**Aim of the exercise**
Skip every picture and transcribe the remaining material exactly.

[Data records]
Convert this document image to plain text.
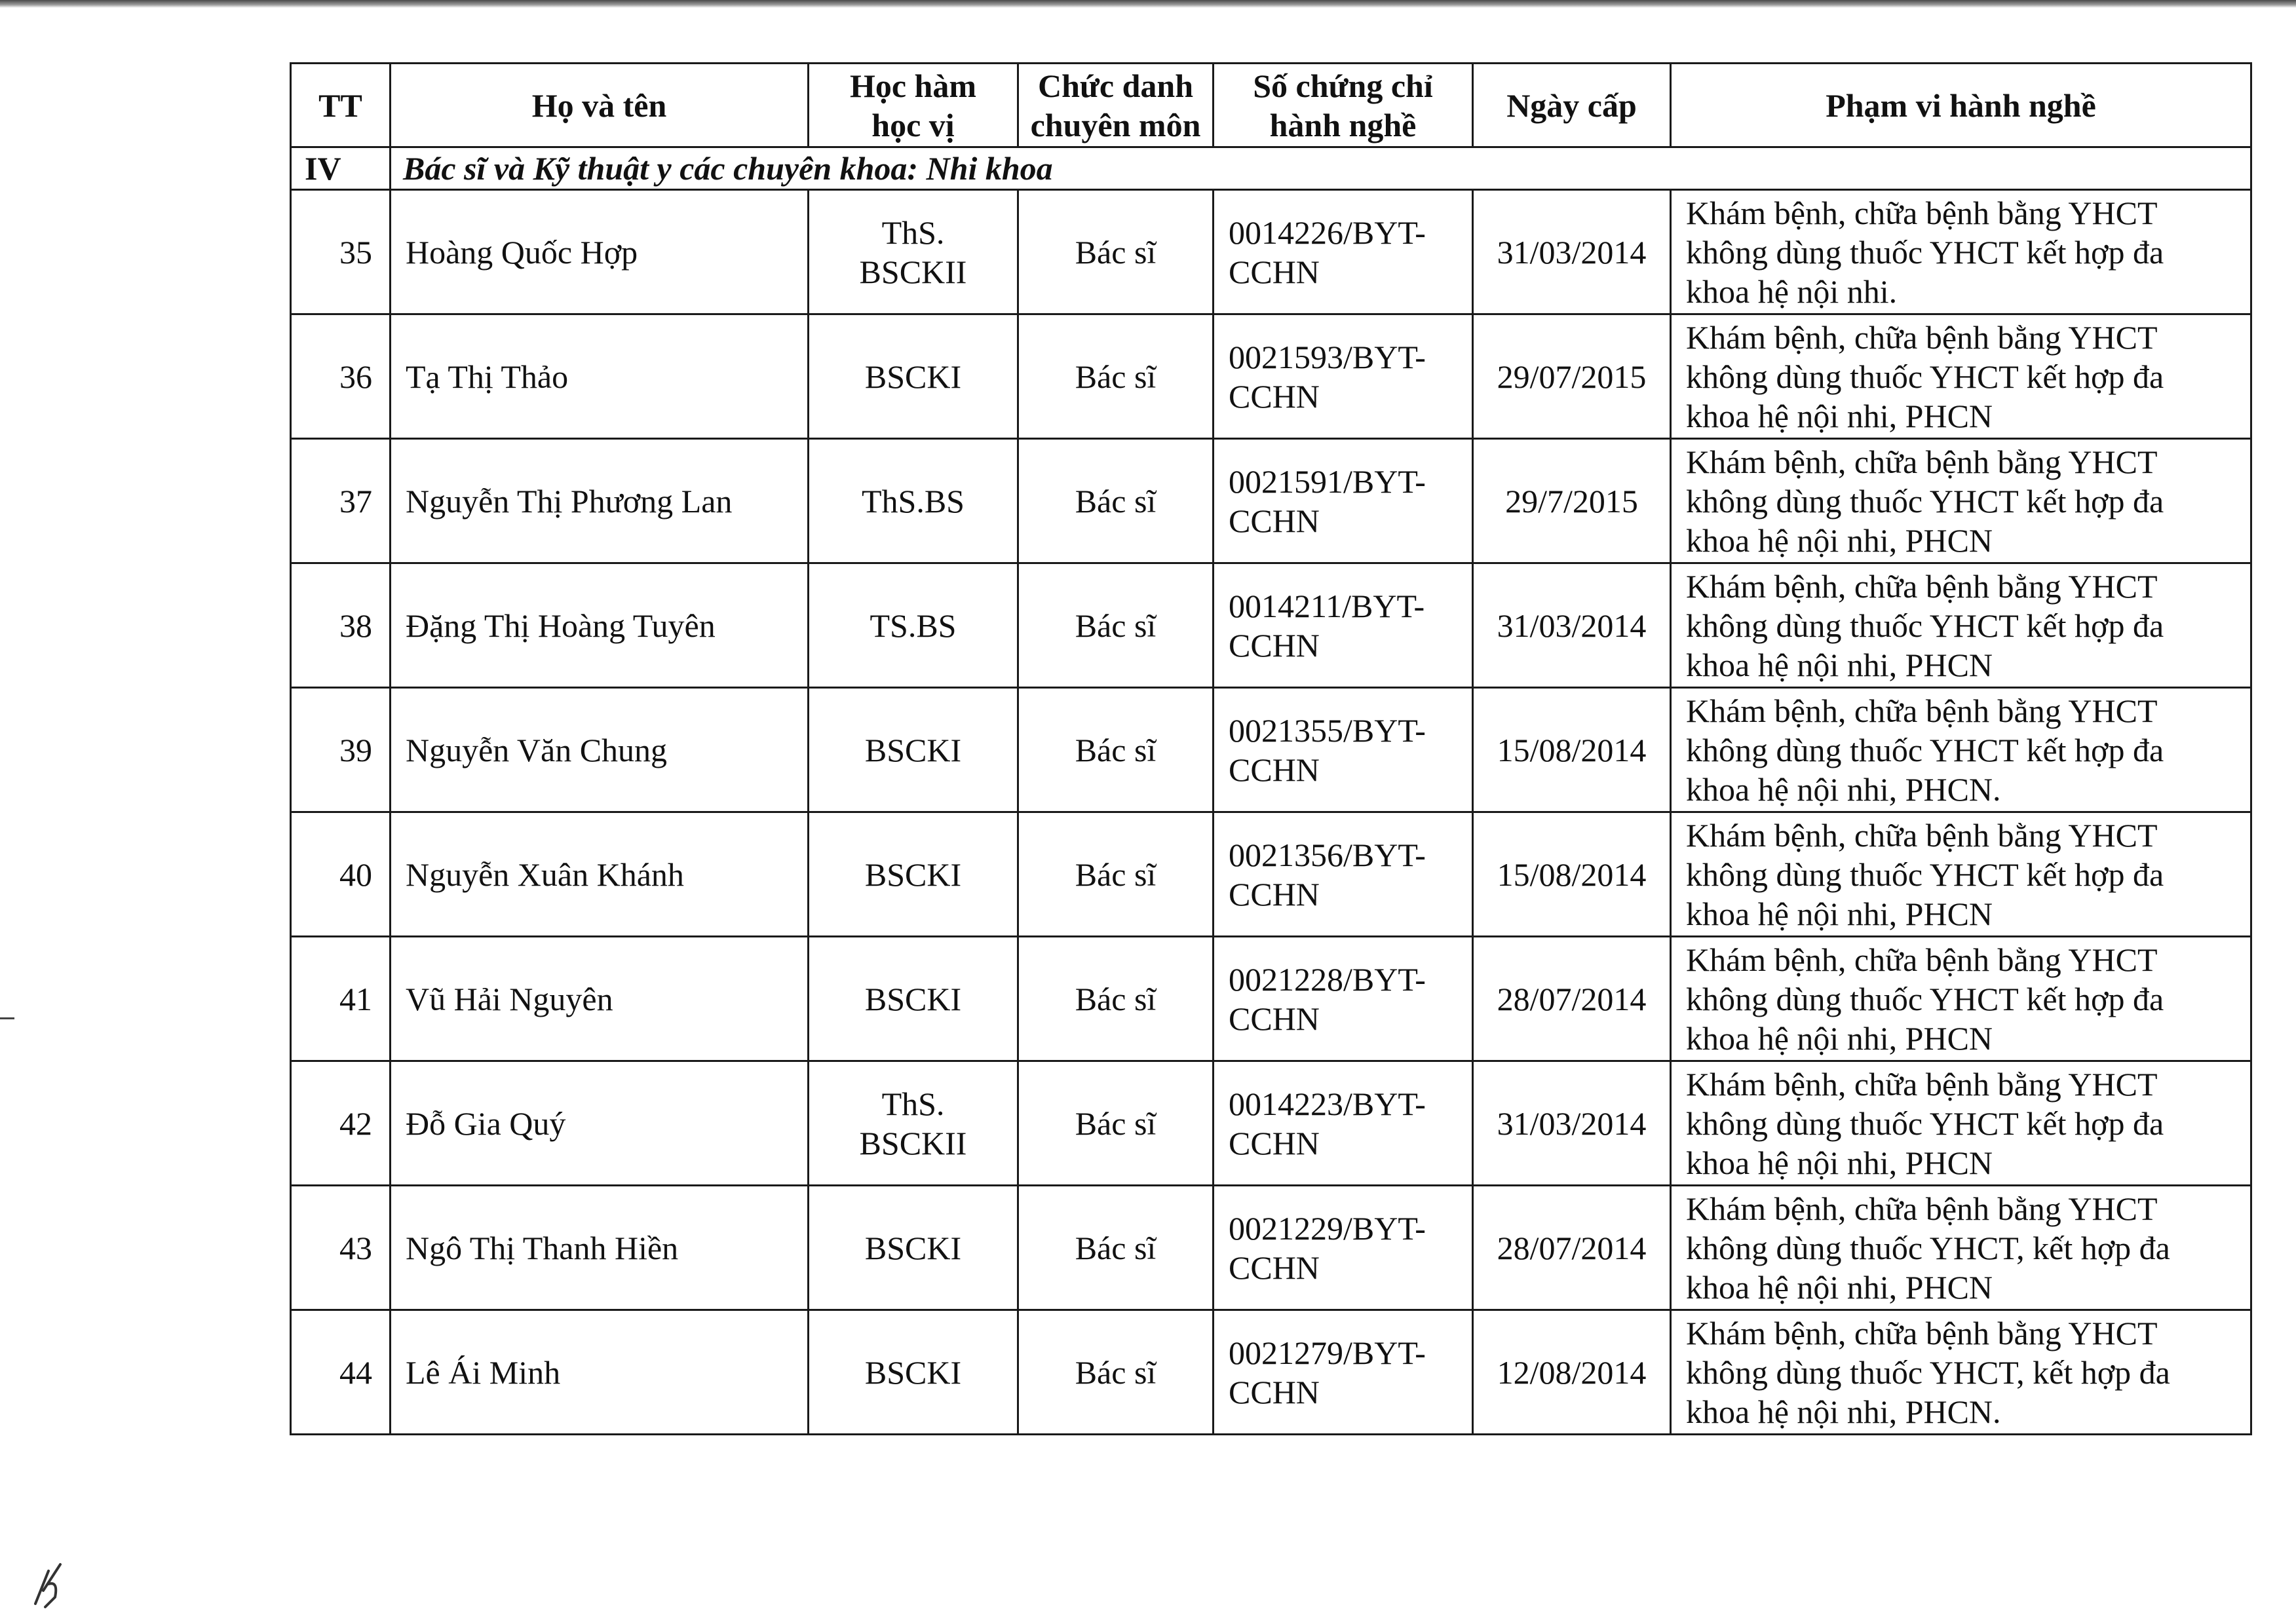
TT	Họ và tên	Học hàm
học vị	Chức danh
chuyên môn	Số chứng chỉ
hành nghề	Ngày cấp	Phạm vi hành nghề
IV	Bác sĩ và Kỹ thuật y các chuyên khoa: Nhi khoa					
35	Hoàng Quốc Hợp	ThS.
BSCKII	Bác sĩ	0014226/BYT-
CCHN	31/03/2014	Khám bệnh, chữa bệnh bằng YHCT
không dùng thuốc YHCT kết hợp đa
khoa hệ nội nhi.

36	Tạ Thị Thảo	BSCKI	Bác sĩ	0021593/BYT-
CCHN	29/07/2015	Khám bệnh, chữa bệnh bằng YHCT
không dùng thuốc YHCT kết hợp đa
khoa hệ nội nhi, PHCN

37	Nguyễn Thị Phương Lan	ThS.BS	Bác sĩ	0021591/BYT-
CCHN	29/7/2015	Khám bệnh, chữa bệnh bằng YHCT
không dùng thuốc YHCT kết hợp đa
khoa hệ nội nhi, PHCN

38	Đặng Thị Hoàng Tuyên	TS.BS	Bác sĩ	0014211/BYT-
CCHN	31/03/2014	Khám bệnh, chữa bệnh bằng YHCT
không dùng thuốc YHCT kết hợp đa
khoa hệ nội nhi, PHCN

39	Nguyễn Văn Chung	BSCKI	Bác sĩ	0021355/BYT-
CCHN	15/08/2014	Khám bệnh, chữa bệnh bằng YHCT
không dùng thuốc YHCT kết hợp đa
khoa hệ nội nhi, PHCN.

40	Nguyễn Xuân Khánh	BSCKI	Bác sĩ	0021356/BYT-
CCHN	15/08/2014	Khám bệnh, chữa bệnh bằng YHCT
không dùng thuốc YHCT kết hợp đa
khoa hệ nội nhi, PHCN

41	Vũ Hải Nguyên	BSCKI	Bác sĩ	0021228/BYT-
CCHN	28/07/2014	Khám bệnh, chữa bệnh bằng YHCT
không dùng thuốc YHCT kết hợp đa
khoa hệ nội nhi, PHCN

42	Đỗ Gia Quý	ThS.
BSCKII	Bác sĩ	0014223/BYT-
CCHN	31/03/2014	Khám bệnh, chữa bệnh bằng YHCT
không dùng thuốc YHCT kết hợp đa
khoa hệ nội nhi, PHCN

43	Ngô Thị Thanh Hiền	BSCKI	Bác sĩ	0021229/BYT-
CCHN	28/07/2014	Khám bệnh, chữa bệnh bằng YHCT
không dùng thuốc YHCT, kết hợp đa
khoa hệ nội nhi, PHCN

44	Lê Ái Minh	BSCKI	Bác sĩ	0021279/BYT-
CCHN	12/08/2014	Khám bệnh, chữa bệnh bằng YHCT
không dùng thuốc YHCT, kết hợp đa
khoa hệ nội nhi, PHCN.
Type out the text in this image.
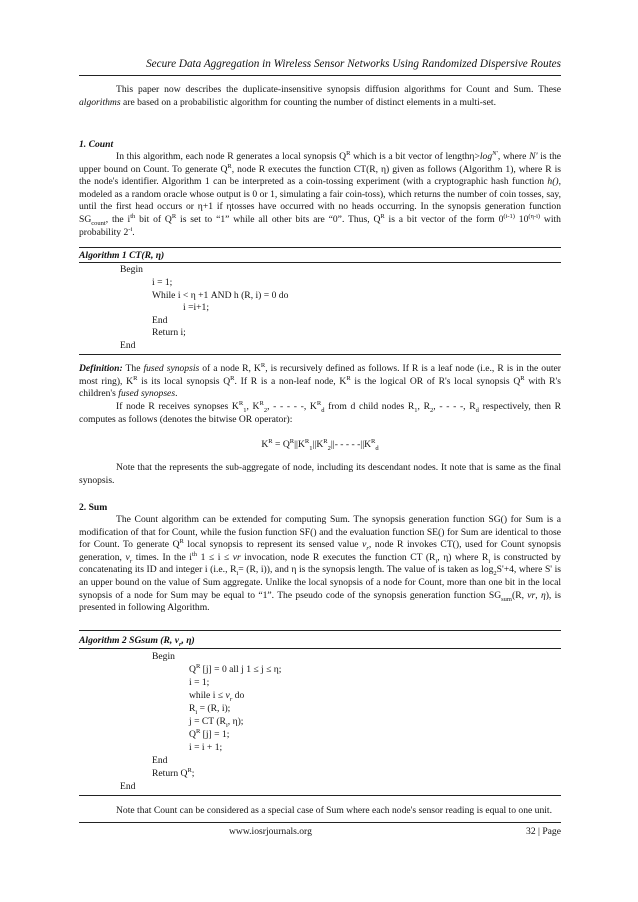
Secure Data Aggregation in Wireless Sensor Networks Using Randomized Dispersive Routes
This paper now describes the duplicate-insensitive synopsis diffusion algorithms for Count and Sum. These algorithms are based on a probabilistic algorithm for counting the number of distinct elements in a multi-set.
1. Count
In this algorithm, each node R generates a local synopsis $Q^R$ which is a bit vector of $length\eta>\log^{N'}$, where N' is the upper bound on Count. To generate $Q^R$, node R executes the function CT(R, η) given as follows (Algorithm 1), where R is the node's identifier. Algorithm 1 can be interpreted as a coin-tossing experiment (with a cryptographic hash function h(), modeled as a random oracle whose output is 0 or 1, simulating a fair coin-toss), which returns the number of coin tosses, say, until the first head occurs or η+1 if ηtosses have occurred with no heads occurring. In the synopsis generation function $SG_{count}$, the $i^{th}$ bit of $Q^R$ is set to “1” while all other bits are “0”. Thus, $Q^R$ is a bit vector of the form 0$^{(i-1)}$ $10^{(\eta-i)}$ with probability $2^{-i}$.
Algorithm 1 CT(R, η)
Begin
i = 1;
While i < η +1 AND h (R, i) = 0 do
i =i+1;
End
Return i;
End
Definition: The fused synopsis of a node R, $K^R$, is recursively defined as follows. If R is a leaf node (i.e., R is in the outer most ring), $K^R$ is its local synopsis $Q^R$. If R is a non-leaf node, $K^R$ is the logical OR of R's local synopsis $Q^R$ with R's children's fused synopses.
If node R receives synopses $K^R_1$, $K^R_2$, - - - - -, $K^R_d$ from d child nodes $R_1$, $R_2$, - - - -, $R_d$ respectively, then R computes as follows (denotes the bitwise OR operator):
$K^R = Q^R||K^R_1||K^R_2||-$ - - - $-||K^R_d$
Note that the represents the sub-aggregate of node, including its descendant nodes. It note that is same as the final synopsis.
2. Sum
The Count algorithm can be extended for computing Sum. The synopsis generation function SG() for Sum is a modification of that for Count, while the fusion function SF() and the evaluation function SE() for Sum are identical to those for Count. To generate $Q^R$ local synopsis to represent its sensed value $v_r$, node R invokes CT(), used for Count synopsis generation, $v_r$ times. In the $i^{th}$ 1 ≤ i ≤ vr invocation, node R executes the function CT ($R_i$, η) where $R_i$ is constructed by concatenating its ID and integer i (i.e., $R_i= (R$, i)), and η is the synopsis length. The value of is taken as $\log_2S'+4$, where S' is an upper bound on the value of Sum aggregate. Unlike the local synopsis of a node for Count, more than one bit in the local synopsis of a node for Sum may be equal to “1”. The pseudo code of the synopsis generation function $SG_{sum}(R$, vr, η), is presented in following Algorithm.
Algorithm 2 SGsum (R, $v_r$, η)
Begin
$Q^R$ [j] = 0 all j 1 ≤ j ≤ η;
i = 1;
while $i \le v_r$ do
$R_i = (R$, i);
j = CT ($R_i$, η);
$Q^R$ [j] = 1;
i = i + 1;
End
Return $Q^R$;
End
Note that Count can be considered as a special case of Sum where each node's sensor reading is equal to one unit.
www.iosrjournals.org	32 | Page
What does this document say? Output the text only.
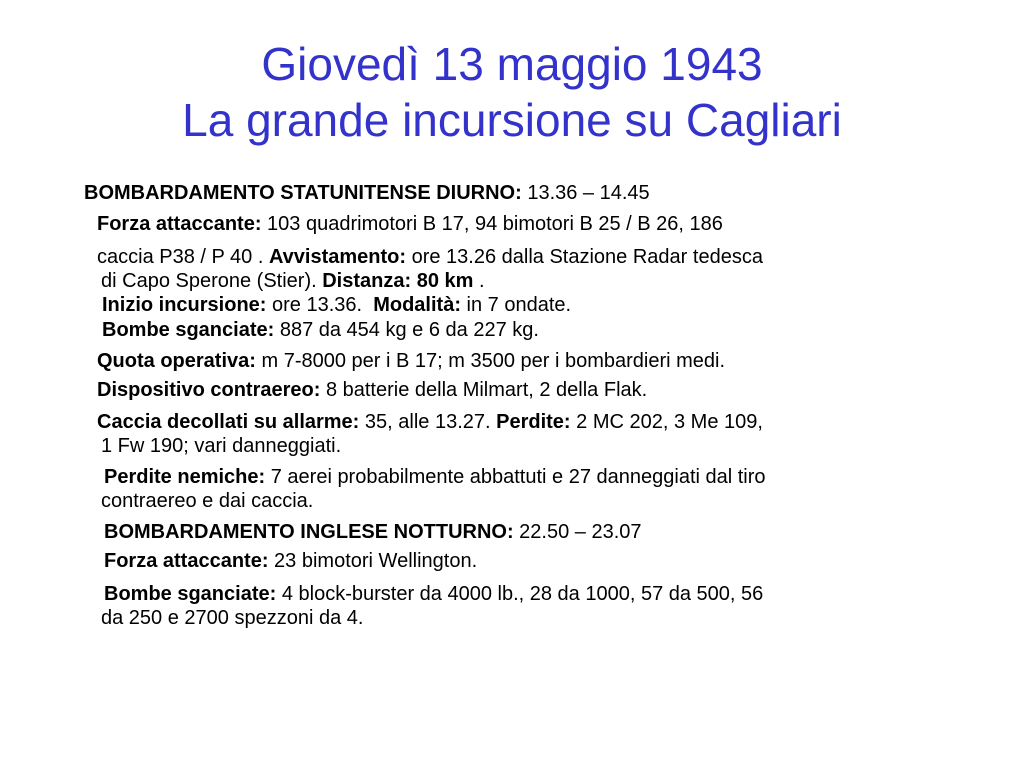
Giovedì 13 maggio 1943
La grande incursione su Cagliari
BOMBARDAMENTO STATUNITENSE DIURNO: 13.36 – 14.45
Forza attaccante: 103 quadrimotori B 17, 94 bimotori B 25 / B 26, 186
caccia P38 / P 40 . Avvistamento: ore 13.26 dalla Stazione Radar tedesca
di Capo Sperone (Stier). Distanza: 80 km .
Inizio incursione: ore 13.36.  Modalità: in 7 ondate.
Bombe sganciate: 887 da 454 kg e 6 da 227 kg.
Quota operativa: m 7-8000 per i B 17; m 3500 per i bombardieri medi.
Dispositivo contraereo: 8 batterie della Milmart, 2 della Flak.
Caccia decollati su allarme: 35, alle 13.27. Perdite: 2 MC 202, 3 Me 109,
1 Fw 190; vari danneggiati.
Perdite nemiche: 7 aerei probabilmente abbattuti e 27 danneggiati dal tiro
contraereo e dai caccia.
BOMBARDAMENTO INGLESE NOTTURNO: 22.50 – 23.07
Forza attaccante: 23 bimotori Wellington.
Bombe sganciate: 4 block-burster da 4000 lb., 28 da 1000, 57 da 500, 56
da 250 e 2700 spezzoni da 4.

**Solution for this exercise**
Convert this document image to plain text.
TT	Họ và tên	Học hàm
học vị	Chức danh
chuyên môn	Số chứng chỉ
hành nghề	Ngày cấp	Phạm vi hành nghề
IV	Bác sĩ và Kỹ thuật y các chuyên khoa: Nhi khoa					
35	Hoàng Quốc Hợp	ThS.
BSCKII	Bác sĩ	0014226/BYT-
CCHN	31/03/2014	Khám bệnh, chữa bệnh bằng YHCT
không dùng thuốc YHCT kết hợp đa
khoa hệ nội nhi.

36	Tạ Thị Thảo	BSCKI	Bác sĩ	0021593/BYT-
CCHN	29/07/2015	Khám bệnh, chữa bệnh bằng YHCT
không dùng thuốc YHCT kết hợp đa
khoa hệ nội nhi, PHCN

37	Nguyễn Thị Phương Lan	ThS.BS	Bác sĩ	0021591/BYT-
CCHN	29/7/2015	Khám bệnh, chữa bệnh bằng YHCT
không dùng thuốc YHCT kết hợp đa
khoa hệ nội nhi, PHCN

38	Đặng Thị Hoàng Tuyên	TS.BS	Bác sĩ	0014211/BYT-
CCHN	31/03/2014	Khám bệnh, chữa bệnh bằng YHCT
không dùng thuốc YHCT kết hợp đa
khoa hệ nội nhi, PHCN

39	Nguyễn Văn Chung	BSCKI	Bác sĩ	0021355/BYT-
CCHN	15/08/2014	Khám bệnh, chữa bệnh bằng YHCT
không dùng thuốc YHCT kết hợp đa
khoa hệ nội nhi, PHCN.

40	Nguyễn Xuân Khánh	BSCKI	Bác sĩ	0021356/BYT-
CCHN	15/08/2014	Khám bệnh, chữa bệnh bằng YHCT
không dùng thuốc YHCT kết hợp đa
khoa hệ nội nhi, PHCN

41	Vũ Hải Nguyên	BSCKI	Bác sĩ	0021228/BYT-
CCHN	28/07/2014	Khám bệnh, chữa bệnh bằng YHCT
không dùng thuốc YHCT kết hợp đa
khoa hệ nội nhi, PHCN

42	Đỗ Gia Quý	ThS.
BSCKII	Bác sĩ	0014223/BYT-
CCHN	31/03/2014	Khám bệnh, chữa bệnh bằng YHCT
không dùng thuốc YHCT kết hợp đa
khoa hệ nội nhi, PHCN

43	Ngô Thị Thanh Hiền	BSCKI	Bác sĩ	0021229/BYT-
CCHN	28/07/2014	Khám bệnh, chữa bệnh bằng YHCT
không dùng thuốc YHCT, kết hợp đa
khoa hệ nội nhi, PHCN

44	Lê Ái Minh	BSCKI	Bác sĩ	0021279/BYT-
CCHN	12/08/2014	Khám bệnh, chữa bệnh bằng YHCT
không dùng thuốc YHCT, kết hợp đa
khoa hệ nội nhi, PHCN.
Type out the text in this image.
Secure Data Aggregation in Wireless Sensor Networks Using Randomized Dispersive Routes
This paper now describes the duplicate-insensitive synopsis diffusion algorithms for Count and Sum. These algorithms are based on a probabilistic algorithm for counting the number of distinct elements in a multi-set.
1. Count
In this algorithm, each node R generates a local synopsis $Q^R$ which is a bit vector of $length\eta>\log^{N'}$, where N' is the upper bound on Count. To generate $Q^R$, node R executes the function CT(R, η) given as follows (Algorithm 1), where R is the node's identifier. Algorithm 1 can be interpreted as a coin-tossing experiment (with a cryptographic hash function h(), modeled as a random oracle whose output is 0 or 1, simulating a fair coin-toss), which returns the number of coin tosses, say, until the first head occurs or η+1 if ηtosses have occurred with no heads occurring. In the synopsis generation function $SG_{count}$, the $i^{th}$ bit of $Q^R$ is set to “1” while all other bits are “0”. Thus, $Q^R$ is a bit vector of the form 0$^{(i-1)}$ $10^{(\eta-i)}$ with probability $2^{-i}$.
Algorithm 1 CT(R, η)
Begin
i = 1;
While i < η +1 AND h (R, i) = 0 do
i =i+1;
End
Return i;
End
Definition: The fused synopsis of a node R, $K^R$, is recursively defined as follows. If R is a leaf node (i.e., R is in the outer most ring), $K^R$ is its local synopsis $Q^R$. If R is a non-leaf node, $K^R$ is the logical OR of R's local synopsis $Q^R$ with R's children's fused synopses.
If node R receives synopses $K^R_1$, $K^R_2$, - - - - -, $K^R_d$ from d child nodes $R_1$, $R_2$, - - - -, $R_d$ respectively, then R computes as follows (denotes the bitwise OR operator):
$K^R = Q^R||K^R_1||K^R_2||-$ - - - $-||K^R_d$
Note that the represents the sub-aggregate of node, including its descendant nodes. It note that is same as the final synopsis.
2. Sum
The Count algorithm can be extended for computing Sum. The synopsis generation function SG() for Sum is a modification of that for Count, while the fusion function SF() and the evaluation function SE() for Sum are identical to those for Count. To generate $Q^R$ local synopsis to represent its sensed value $v_r$, node R invokes CT(), used for Count synopsis generation, $v_r$ times. In the $i^{th}$ 1 ≤ i ≤ vr invocation, node R executes the function CT ($R_i$, η) where $R_i$ is constructed by concatenating its ID and integer i (i.e., $R_i= (R$, i)), and η is the synopsis length. The value of is taken as $\log_2S'+4$, where S' is an upper bound on the value of Sum aggregate. Unlike the local synopsis of a node for Count, more than one bit in the local synopsis of a node for Sum may be equal to “1”. The pseudo code of the synopsis generation function $SG_{sum}(R$, vr, η), is presented in following Algorithm.
Algorithm 2 SGsum (R, $v_r$, η)
Begin
$Q^R$ [j] = 0 all j 1 ≤ j ≤ η;
i = 1;
while $i \le v_r$ do
$R_i = (R$, i);
j = CT ($R_i$, η);
$Q^R$ [j] = 1;
i = i + 1;
End
Return $Q^R$;
End
Note that Count can be considered as a special case of Sum where each node's sensor reading is equal to one unit.
www.iosrjournals.org	32 | Page
What does this document say? Output the text only.
Giovedì 13 maggio 1943
La grande incursione su Cagliari
BOMBARDAMENTO STATUNITENSE DIURNO: 13.36 – 14.45
Forza attaccante: 103 quadrimotori B 17, 94 bimotori B 25 / B 26, 186
caccia P38 / P 40 . Avvistamento: ore 13.26 dalla Stazione Radar tedesca
di Capo Sperone (Stier). Distanza: 80 km .
Inizio incursione: ore 13.36.  Modalità: in 7 ondate.
Bombe sganciate: 887 da 454 kg e 6 da 227 kg.
Quota operativa: m 7-8000 per i B 17; m 3500 per i bombardieri medi.
Dispositivo contraereo: 8 batterie della Milmart, 2 della Flak.
Caccia decollati su allarme: 35, alle 13.27. Perdite: 2 MC 202, 3 Me 109,
1 Fw 190; vari danneggiati.
Perdite nemiche: 7 aerei probabilmente abbattuti e 27 danneggiati dal tiro
contraereo e dai caccia.
BOMBARDAMENTO INGLESE NOTTURNO: 22.50 – 23.07
Forza attaccante: 23 bimotori Wellington.
Bombe sganciate: 4 block-burster da 4000 lb., 28 da 1000, 57 da 500, 56
da 250 e 2700 spezzoni da 4.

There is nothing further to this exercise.